-- Start of Material for this exercise --

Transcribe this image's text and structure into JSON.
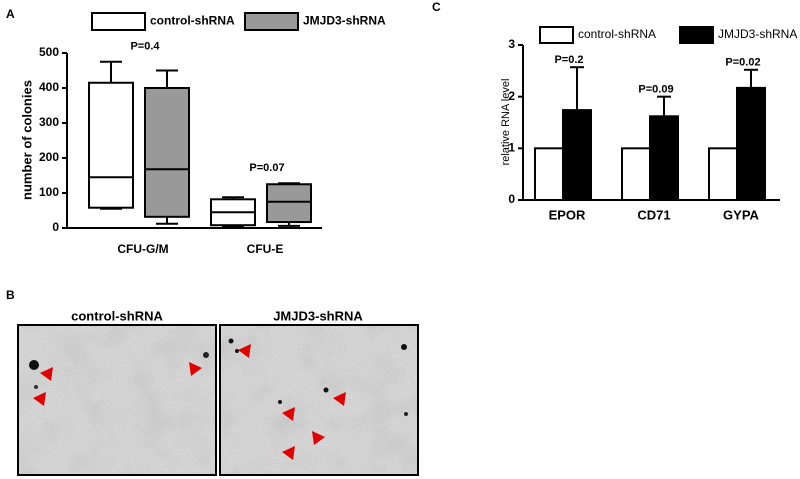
{
  "chart_data": [
    {
      "type": "box",
      "panel_label": "A",
      "y_label": "number of colonies",
      "categories": [
        "CFU-G/M",
        "CFU-E"
      ],
      "annotations": [
        "P=0.4",
        "P=0.07"
      ],
      "ylim": [
        0,
        500
      ],
      "yticks": [
        0,
        100,
        200,
        300,
        400,
        500
      ],
      "series": [
        {
          "name": "control-shRNA",
          "color": "#ffffff",
          "min": [
            55,
            3
          ],
          "q1": [
            58,
            8
          ],
          "median": [
            145,
            45
          ],
          "q3": [
            415,
            82
          ],
          "max": [
            475,
            88
          ]
        },
        {
          "name": "JMJD3-shRNA",
          "color": "#999999",
          "min": [
            12,
            6
          ],
          "q1": [
            32,
            17
          ],
          "median": [
            168,
            75
          ],
          "q3": [
            400,
            125
          ],
          "max": [
            450,
            128
          ]
        }
      ]
    },
    {
      "type": "bar",
      "panel_label": "C",
      "y_label": "relative RNA level",
      "categories": [
        "EPOR",
        "CD71",
        "GYPA"
      ],
      "annotations": [
        "P=0.2",
        "P=0.09",
        "P=0.02"
      ],
      "ylim": [
        0,
        3
      ],
      "yticks": [
        0,
        1,
        2,
        3
      ],
      "series": [
        {
          "name": "control-shRNA",
          "color": "#ffffff",
          "values": [
            1,
            1,
            1
          ]
        },
        {
          "name": "JMJD3-shRNA",
          "color": "#000000",
          "values": [
            1.74,
            1.62,
            2.17
          ],
          "errors": [
            0.83,
            0.38,
            0.35
          ]
        }
      ]
    }
  ],
  "images": {
    "panel_label": "B",
    "titles": [
      "control-shRNA",
      "JMJD3-shRNA"
    ]
  }
}
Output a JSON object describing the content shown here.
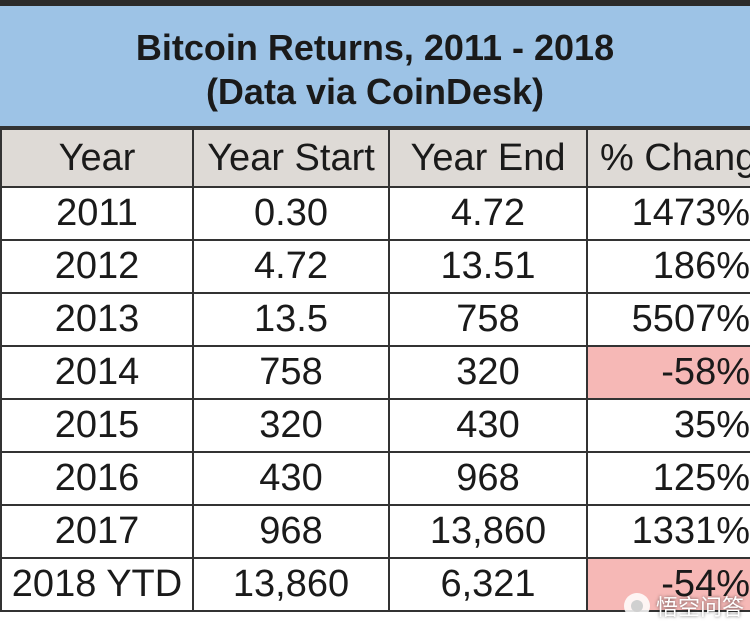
{
  "title": "Bitcoin Returns, 2011 - 2018",
  "subtitle": "(Data via CoinDesk)",
  "colors": {
    "title_bg": "#9dc3e6",
    "header_bg": "#dedad6",
    "negative_bg": "#f6b8b6"
  },
  "chart_data": {
    "type": "table",
    "title": "Bitcoin Returns, 2011 - 2018",
    "subtitle": "(Data via CoinDesk)",
    "columns": [
      "Year",
      "Year Start",
      "Year End",
      "% Chang"
    ],
    "rows": [
      [
        "2011",
        "0.30",
        "4.72",
        "1473%"
      ],
      [
        "2012",
        "4.72",
        "13.51",
        "186%"
      ],
      [
        "2013",
        "13.5",
        "758",
        "5507%"
      ],
      [
        "2014",
        "758",
        "320",
        "-58%"
      ],
      [
        "2015",
        "320",
        "430",
        "35%"
      ],
      [
        "2016",
        "430",
        "968",
        "125%"
      ],
      [
        "2017",
        "968",
        "13,860",
        "1331%"
      ],
      [
        "2018 YTD",
        "13,860",
        "6,321",
        "-54%"
      ]
    ],
    "highlighted_rows": [
      3,
      7
    ]
  },
  "watermark": {
    "text": "悟空问答",
    "icon": "wukong-logo-icon"
  }
}
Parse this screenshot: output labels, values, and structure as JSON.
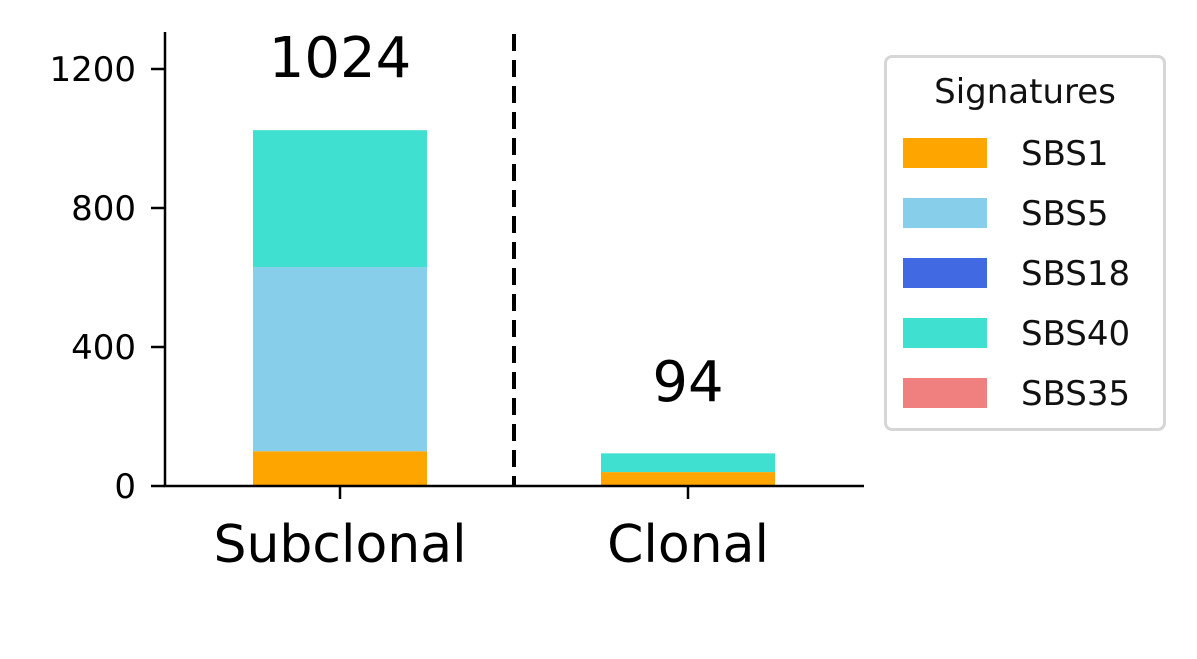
{
  "chart_data": {
    "type": "bar",
    "stacked": true,
    "categories": [
      "Subclonal",
      "Clonal"
    ],
    "series": [
      {
        "name": "SBS1",
        "color": "#FFA500",
        "values": [
          100,
          40
        ]
      },
      {
        "name": "SBS5",
        "color": "#87CEEB",
        "values": [
          530,
          0
        ]
      },
      {
        "name": "SBS18",
        "color": "#4169E1",
        "values": [
          0,
          0
        ]
      },
      {
        "name": "SBS40",
        "color": "#40E0D0",
        "values": [
          394,
          54
        ]
      },
      {
        "name": "SBS35",
        "color": "#F08080",
        "values": [
          0,
          0
        ]
      }
    ],
    "totals": [
      "1024",
      "94"
    ],
    "yticks": [
      0,
      400,
      800,
      1200
    ],
    "ylim": [
      0,
      1300
    ],
    "legend": {
      "title": "Signatures",
      "placement": "right"
    },
    "divider": "dashed-vertical-between-categories",
    "grid": false
  }
}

-- End of Material for this exercise --

→ Exercise description
Restate the data above word for word. Do not include the images.

→ Task answer
Transcribe this image's text and structure into JSON.
{
  "chart_data": [
    {
      "type": "box",
      "panel_label": "A",
      "y_label": "number of colonies",
      "categories": [
        "CFU-G/M",
        "CFU-E"
      ],
      "annotations": [
        "P=0.4",
        "P=0.07"
      ],
      "ylim": [
        0,
        500
      ],
      "yticks": [
        0,
        100,
        200,
        300,
        400,
        500
      ],
      "series": [
        {
          "name": "control-shRNA",
          "color": "#ffffff",
          "min": [
            55,
            3
          ],
          "q1": [
            58,
            8
          ],
          "median": [
            145,
            45
          ],
          "q3": [
            415,
            82
          ],
          "max": [
            475,
            88
          ]
        },
        {
          "name": "JMJD3-shRNA",
          "color": "#999999",
          "min": [
            12,
            6
          ],
          "q1": [
            32,
            17
          ],
          "median": [
            168,
            75
          ],
          "q3": [
            400,
            125
          ],
          "max": [
            450,
            128
          ]
        }
      ]
    },
    {
      "type": "bar",
      "panel_label": "C",
      "y_label": "relative RNA level",
      "categories": [
        "EPOR",
        "CD71",
        "GYPA"
      ],
      "annotations": [
        "P=0.2",
        "P=0.09",
        "P=0.02"
      ],
      "ylim": [
        0,
        3
      ],
      "yticks": [
        0,
        1,
        2,
        3
      ],
      "series": [
        {
          "name": "control-shRNA",
          "color": "#ffffff",
          "values": [
            1,
            1,
            1
          ]
        },
        {
          "name": "JMJD3-shRNA",
          "color": "#000000",
          "values": [
            1.74,
            1.62,
            2.17
          ],
          "errors": [
            0.83,
            0.38,
            0.35
          ]
        }
      ]
    }
  ],
  "images": {
    "panel_label": "B",
    "titles": [
      "control-shRNA",
      "JMJD3-shRNA"
    ]
  }
}
Output a JSON object describing the content shown here.
{
  "title": "Bitcoin Returns, 2011 - 2018",
  "subtitle": "(Data via CoinDesk)",
  "colors": {
    "title_bg": "#9dc3e6",
    "header_bg": "#dedad6",
    "negative_bg": "#f6b8b6"
  },
  "chart_data": {
    "type": "table",
    "title": "Bitcoin Returns, 2011 - 2018",
    "subtitle": "(Data via CoinDesk)",
    "columns": [
      "Year",
      "Year Start",
      "Year End",
      "% Chang"
    ],
    "rows": [
      [
        "2011",
        "0.30",
        "4.72",
        "1473%"
      ],
      [
        "2012",
        "4.72",
        "13.51",
        "186%"
      ],
      [
        "2013",
        "13.5",
        "758",
        "5507%"
      ],
      [
        "2014",
        "758",
        "320",
        "-58%"
      ],
      [
        "2015",
        "320",
        "430",
        "35%"
      ],
      [
        "2016",
        "430",
        "968",
        "125%"
      ],
      [
        "2017",
        "968",
        "13,860",
        "1331%"
      ],
      [
        "2018 YTD",
        "13,860",
        "6,321",
        "-54%"
      ]
    ],
    "highlighted_rows": [
      3,
      7
    ]
  },
  "watermark": {
    "text": "悟空问答",
    "icon": "wukong-logo-icon"
  }
}
Parse this screenshot: output labels, values, and structure as JSON.
{
  "chart_data": {
    "type": "bar",
    "stacked": true,
    "categories": [
      "Subclonal",
      "Clonal"
    ],
    "series": [
      {
        "name": "SBS1",
        "color": "#FFA500",
        "values": [
          100,
          40
        ]
      },
      {
        "name": "SBS5",
        "color": "#87CEEB",
        "values": [
          530,
          0
        ]
      },
      {
        "name": "SBS18",
        "color": "#4169E1",
        "values": [
          0,
          0
        ]
      },
      {
        "name": "SBS40",
        "color": "#40E0D0",
        "values": [
          394,
          54
        ]
      },
      {
        "name": "SBS35",
        "color": "#F08080",
        "values": [
          0,
          0
        ]
      }
    ],
    "totals": [
      "1024",
      "94"
    ],
    "yticks": [
      0,
      400,
      800,
      1200
    ],
    "ylim": [
      0,
      1300
    ],
    "legend": {
      "title": "Signatures",
      "placement": "right"
    },
    "divider": "dashed-vertical-between-categories",
    "grid": false
  }
}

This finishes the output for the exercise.